PROBLEM TO WORK ON: Output every line exactly as written. Leave out pictures.

INFORMATION GIVEN:
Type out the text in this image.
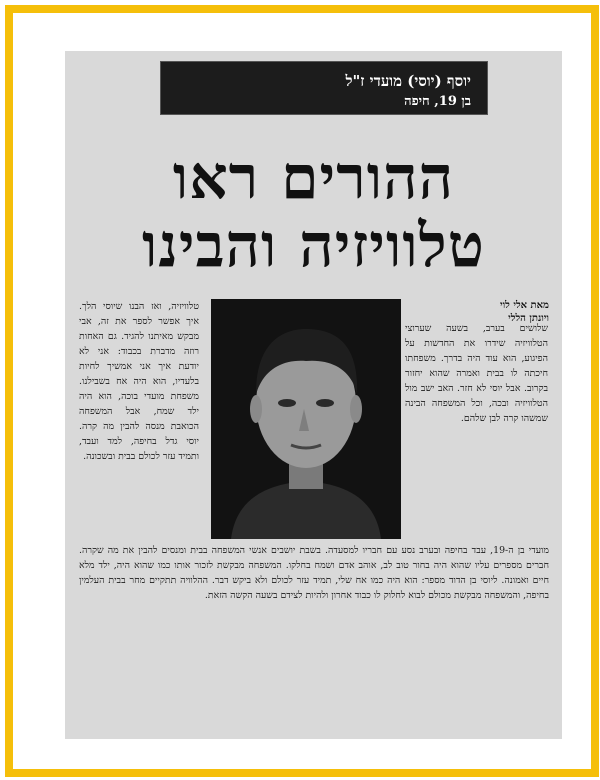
יוסף (יוסי) מועדי ז"ל
בן 19, חיפה
ההורים ראו
טלוויזיה והבינו
טלוויזיה, ואז הבנו שיוסי הלך. איך אפשר לספר את זה, אבי מבקש מאיתנו להגיד. גם האחות רוזה מדברת בכבוד: אני לא יודעת איך אני אמשיך לחיות בלעדיו, הוא היה אח בשבילנו. משפחת מועדי בוכה, הוא היה ילד שמח, אבל המשפחה הכואבת מנסה להבין מה קרה. יוסי גדל בחיפה, למד ועבד, ותמיד עזר לכולם בבית ובשכונה.
מאת אלי לוי
ויונתן הללי
שלושים בערב, בשעה שערוצי הטלוויזיה שידרו את החדשות על הפיגוע, הוא עוד היה בדרך. משפחתו חיכתה לו בבית ואמרה שהוא יחזור בקרוב. אבל יוסי לא חזר. האב ישב מול הטלוויזיה ובכה, וכל המשפחה הבינה שמשהו קרה לבן שלהם.
מועדי בן ה-19, עבד בחיפה ובערב נסע עם חבריו למסעדה. בשבת יושבים אנשי המשפחה בבית ומנסים להבין את מה שקרה. חברים מספרים עליו שהוא היה בחור טוב לב, אוהב אדם ושמח בחלקו. המשפחה מבקשת לזכור אותו כמו שהוא היה, ילד מלא חיים ואמונה. ליוסי בן הדוד מספר: הוא היה כמו אח שלי, תמיד עזר לכולם ולא ביקש דבר. ההלוויה תתקיים מחר בבית העלמין בחיפה, והמשפחה מבקשת מכולם לבוא לחלוק לו כבוד אחרון ולהיות לצידם בשעה הקשה הזאת.
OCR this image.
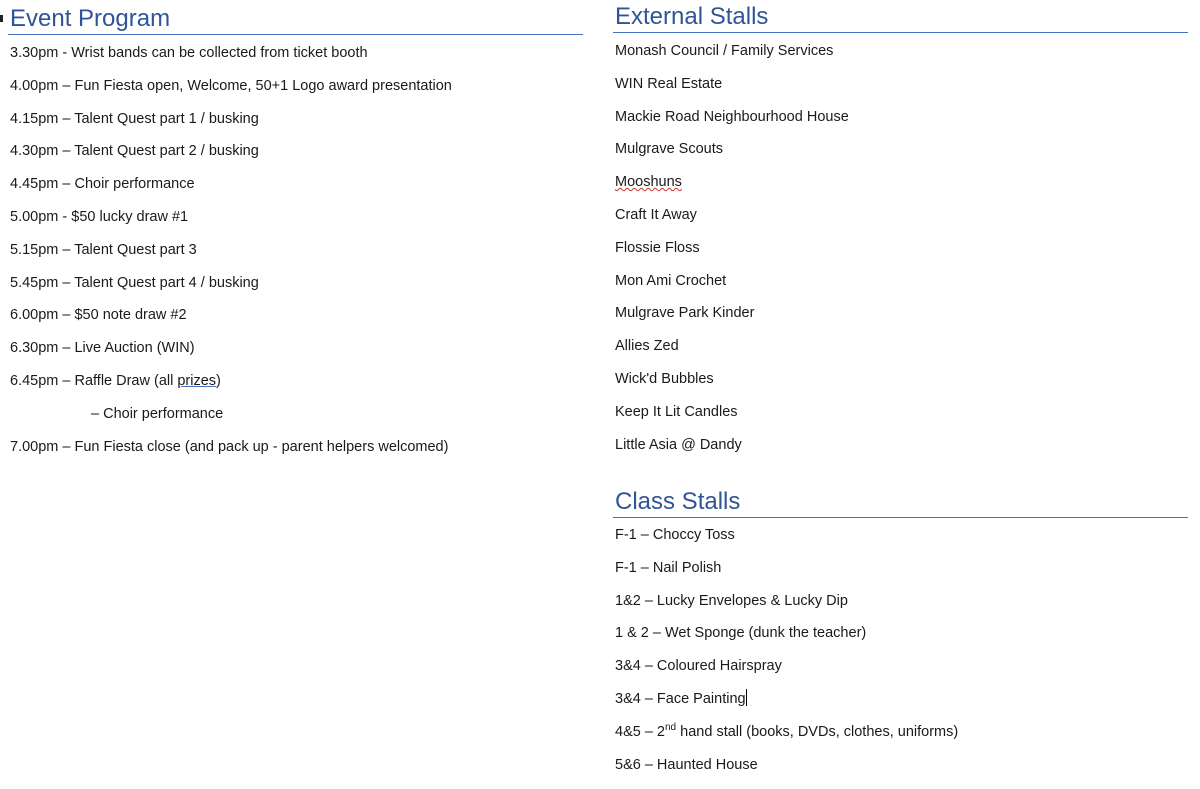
Event Program
3.30pm - Wrist bands can be collected from ticket booth
4.00pm – Fun Fiesta open, Welcome, 50+1 Logo award presentation
4.15pm – Talent Quest part 1 / busking
4.30pm – Talent Quest part 2 / busking
4.45pm – Choir performance
5.00pm - $50 lucky draw #1
5.15pm – Talent Quest part 3
5.45pm – Talent Quest part 4 / busking
6.00pm – $50 note draw #2
6.30pm – Live Auction (WIN)
6.45pm – Raffle Draw (all prizes)
– Choir performance
7.00pm – Fun Fiesta close (and pack up - parent helpers welcomed)
External Stalls
Monash Council / Family Services
WIN Real Estate
Mackie Road Neighbourhood House
Mulgrave Scouts
Mooshuns
Craft It Away
Flossie Floss
Mon Ami Crochet
Mulgrave Park Kinder
Allies Zed
Wick'd Bubbles
Keep It Lit Candles
Little Asia @ Dandy
Class Stalls
F-1 – Choccy Toss
F-1 – Nail Polish
1&2 – Lucky Envelopes & Lucky Dip
1 & 2 – Wet Sponge (dunk the teacher)
3&4 – Coloured Hairspray
3&4 – Face Painting
4&5 – 2nd hand stall (books, DVDs, clothes, uniforms)
5&6 – Haunted House
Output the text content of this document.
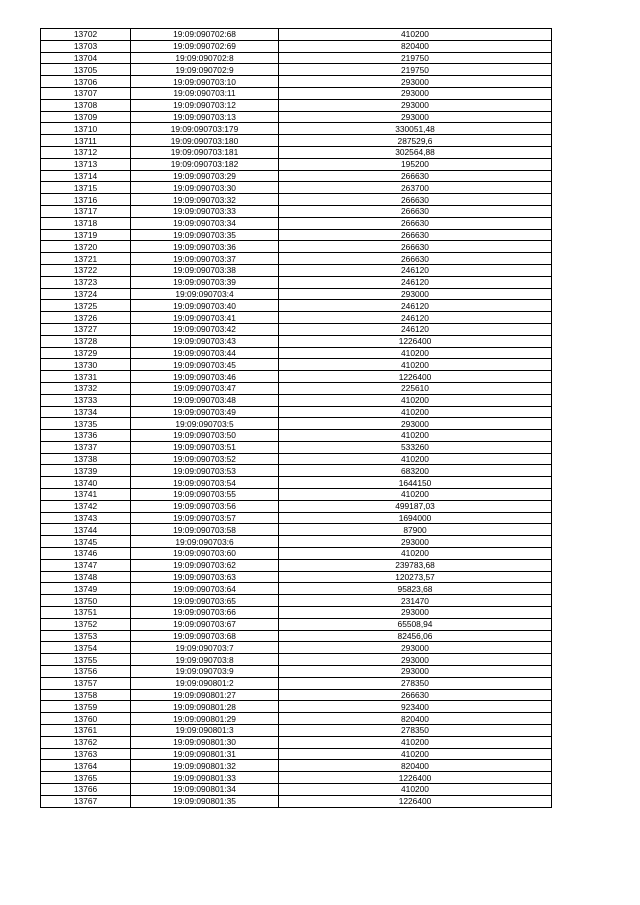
13702	19:09:090702:68	410200
13703	19:09:090702:69	820400
13704	19:09:090702:8	219750
13705	19:09:090702:9	219750
13706	19:09:090703:10	293000
13707	19:09:090703:11	293000
13708	19:09:090703:12	293000
13709	19:09:090703:13	293000
13710	19:09:090703:179	330051,48
13711	19:09:090703:180	287529,6
13712	19:09:090703:181	302564,88
13713	19:09:090703:182	195200
13714	19:09:090703:29	266630
13715	19:09:090703:30	263700
13716	19:09:090703:32	266630
13717	19:09:090703:33	266630
13718	19:09:090703:34	266630
13719	19:09:090703:35	266630
13720	19:09:090703:36	266630
13721	19:09:090703:37	266630
13722	19:09:090703:38	246120
13723	19:09:090703:39	246120
13724	19:09:090703:4	293000
13725	19:09:090703:40	246120
13726	19:09:090703:41	246120
13727	19:09:090703:42	246120
13728	19:09:090703:43	1226400
13729	19:09:090703:44	410200
13730	19:09:090703:45	410200
13731	19:09:090703:46	1226400
13732	19:09:090703:47	225610
13733	19:09:090703:48	410200
13734	19:09:090703:49	410200
13735	19:09:090703:5	293000
13736	19:09:090703:50	410200
13737	19:09:090703:51	533260
13738	19:09:090703:52	410200
13739	19:09:090703:53	683200
13740	19:09:090703:54	1644150
13741	19:09:090703:55	410200
13742	19:09:090703:56	499187,03
13743	19:09:090703:57	1694000
13744	19:09:090703:58	87900
13745	19:09:090703:6	293000
13746	19:09:090703:60	410200
13747	19:09:090703:62	239783,68
13748	19:09:090703:63	120273,57
13749	19:09:090703:64	95823,68
13750	19:09:090703:65	231470
13751	19:09:090703:66	293000
13752	19:09:090703:67	65508,94
13753	19:09:090703:68	82456,06
13754	19:09:090703:7	293000
13755	19:09:090703:8	293000
13756	19:09:090703:9	293000
13757	19:09:090801:2	278350
13758	19:09:090801:27	266630
13759	19:09:090801:28	923400
13760	19:09:090801:29	820400
13761	19:09:090801:3	278350
13762	19:09:090801:30	410200
13763	19:09:090801:31	410200
13764	19:09:090801:32	820400
13765	19:09:090801:33	1226400
13766	19:09:090801:34	410200
13767	19:09:090801:35	1226400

ANSWER TO THIS PROBLEM:
Type out the text in this image.
יוסף (יוסי) מועדי ז"ל
בן 19, חיפה
ההורים ראו
טלוויזיה והבינו
טלוויזיה, ואז הבנו שיוסי הלך. איך אפשר לספר את זה, אבי מבקש מאיתנו להגיד. גם האחות רוזה מדברת בכבוד: אני לא יודעת איך אני אמשיך לחיות בלעדיו, הוא היה אח בשבילנו. משפחת מועדי בוכה, הוא היה ילד שמח, אבל המשפחה הכואבת מנסה להבין מה קרה. יוסי גדל בחיפה, למד ועבד, ותמיד עזר לכולם בבית ובשכונה.
מאת אלי לוי
ויונתן הללי
שלושים בערב, בשעה שערוצי הטלוויזיה שידרו את החדשות על הפיגוע, הוא עוד היה בדרך. משפחתו חיכתה לו בבית ואמרה שהוא יחזור בקרוב. אבל יוסי לא חזר. האב ישב מול הטלוויזיה ובכה, וכל המשפחה הבינה שמשהו קרה לבן שלהם.
מועדי בן ה-19, עבד בחיפה ובערב נסע עם חבריו למסעדה. בשבת יושבים אנשי המשפחה בבית ומנסים להבין את מה שקרה. חברים מספרים עליו שהוא היה בחור טוב לב, אוהב אדם ושמח בחלקו. המשפחה מבקשת לזכור אותו כמו שהוא היה, ילד מלא חיים ואמונה. ליוסי בן הדוד מספר: הוא היה כמו אח שלי, תמיד עזר לכולם ולא ביקש דבר. ההלוויה תתקיים מחר בבית העלמין בחיפה, והמשפחה מבקשת מכולם לבוא לחלוק לו כבוד אחרון ולהיות לצידם בשעה הקשה הזאת.
OCR this image.
Event Program
3.30pm - Wrist bands can be collected from ticket booth
4.00pm – Fun Fiesta open, Welcome, 50+1 Logo award presentation
4.15pm – Talent Quest part 1 / busking
4.30pm – Talent Quest part 2 / busking
4.45pm – Choir performance
5.00pm - $50 lucky draw #1
5.15pm – Talent Quest part 3
5.45pm – Talent Quest part 4 / busking
6.00pm – $50 note draw #2
6.30pm – Live Auction (WIN)
6.45pm – Raffle Draw (all prizes)
– Choir performance
7.00pm – Fun Fiesta close (and pack up - parent helpers welcomed)
External Stalls
Monash Council / Family Services
WIN Real Estate
Mackie Road Neighbourhood House
Mulgrave Scouts
Mooshuns
Craft It Away
Flossie Floss
Mon Ami Crochet
Mulgrave Park Kinder
Allies Zed
Wick'd Bubbles
Keep It Lit Candles
Little Asia @ Dandy
Class Stalls
F-1 – Choccy Toss
F-1 – Nail Polish
1&2 – Lucky Envelopes & Lucky Dip
1 & 2 – Wet Sponge (dunk the teacher)
3&4 – Coloured Hairspray
3&4 – Face Painting
4&5 – 2nd hand stall (books, DVDs, clothes, uniforms)
5&6 – Haunted House
Output the text content of this document.
13702	19:09:090702:68	410200
13703	19:09:090702:69	820400
13704	19:09:090702:8	219750
13705	19:09:090702:9	219750
13706	19:09:090703:10	293000
13707	19:09:090703:11	293000
13708	19:09:090703:12	293000
13709	19:09:090703:13	293000
13710	19:09:090703:179	330051,48
13711	19:09:090703:180	287529,6
13712	19:09:090703:181	302564,88
13713	19:09:090703:182	195200
13714	19:09:090703:29	266630
13715	19:09:090703:30	263700
13716	19:09:090703:32	266630
13717	19:09:090703:33	266630
13718	19:09:090703:34	266630
13719	19:09:090703:35	266630
13720	19:09:090703:36	266630
13721	19:09:090703:37	266630
13722	19:09:090703:38	246120
13723	19:09:090703:39	246120
13724	19:09:090703:4	293000
13725	19:09:090703:40	246120
13726	19:09:090703:41	246120
13727	19:09:090703:42	246120
13728	19:09:090703:43	1226400
13729	19:09:090703:44	410200
13730	19:09:090703:45	410200
13731	19:09:090703:46	1226400
13732	19:09:090703:47	225610
13733	19:09:090703:48	410200
13734	19:09:090703:49	410200
13735	19:09:090703:5	293000
13736	19:09:090703:50	410200
13737	19:09:090703:51	533260
13738	19:09:090703:52	410200
13739	19:09:090703:53	683200
13740	19:09:090703:54	1644150
13741	19:09:090703:55	410200
13742	19:09:090703:56	499187,03
13743	19:09:090703:57	1694000
13744	19:09:090703:58	87900
13745	19:09:090703:6	293000
13746	19:09:090703:60	410200
13747	19:09:090703:62	239783,68
13748	19:09:090703:63	120273,57
13749	19:09:090703:64	95823,68
13750	19:09:090703:65	231470
13751	19:09:090703:66	293000
13752	19:09:090703:67	65508,94
13753	19:09:090703:68	82456,06
13754	19:09:090703:7	293000
13755	19:09:090703:8	293000
13756	19:09:090703:9	293000
13757	19:09:090801:2	278350
13758	19:09:090801:27	266630
13759	19:09:090801:28	923400
13760	19:09:090801:29	820400
13761	19:09:090801:3	278350
13762	19:09:090801:30	410200
13763	19:09:090801:31	410200
13764	19:09:090801:32	820400
13765	19:09:090801:33	1226400
13766	19:09:090801:34	410200
13767	19:09:090801:35	1226400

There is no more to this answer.